= Your task =
Wherever the word "principle" appears in the entries, copy the whole line.

begin

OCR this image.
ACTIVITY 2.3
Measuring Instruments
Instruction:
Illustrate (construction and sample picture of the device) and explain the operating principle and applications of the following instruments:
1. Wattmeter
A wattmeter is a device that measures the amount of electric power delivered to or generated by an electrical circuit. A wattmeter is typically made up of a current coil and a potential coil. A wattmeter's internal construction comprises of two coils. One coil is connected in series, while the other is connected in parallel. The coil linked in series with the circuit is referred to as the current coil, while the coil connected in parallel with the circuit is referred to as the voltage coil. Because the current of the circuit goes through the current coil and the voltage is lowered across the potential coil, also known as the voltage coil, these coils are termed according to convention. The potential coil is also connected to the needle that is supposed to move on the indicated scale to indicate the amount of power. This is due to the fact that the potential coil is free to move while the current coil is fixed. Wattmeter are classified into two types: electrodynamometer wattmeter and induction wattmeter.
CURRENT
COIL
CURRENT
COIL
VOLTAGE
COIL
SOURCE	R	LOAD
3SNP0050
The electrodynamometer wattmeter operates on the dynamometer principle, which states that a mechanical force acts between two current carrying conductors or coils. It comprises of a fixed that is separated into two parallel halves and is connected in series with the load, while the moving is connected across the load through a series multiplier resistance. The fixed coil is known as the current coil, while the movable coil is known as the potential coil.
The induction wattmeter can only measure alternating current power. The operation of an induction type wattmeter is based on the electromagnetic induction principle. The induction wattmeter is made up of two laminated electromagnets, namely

end

= Finished answer =
Illustrate (construction and sample picture of the device) and explain the operating principle and applications of the following instruments:
The electrodynamometer wattmeter operates on the dynamometer principle, which states that a mechanical force acts between two current carrying conductors or coils. It comprises of a fixed that is separated into two parallel halves and is connected in series with the load, while the moving is connected across the load through a series multiplier resistance. The fixed coil is known as the current coil, while the movable coil is known as the potential coil.
The induction wattmeter can only measure alternating current power. The operation of an induction type wattmeter is based on the electromagnetic induction principle. The induction wattmeter is made up of two laminated electromagnets, namely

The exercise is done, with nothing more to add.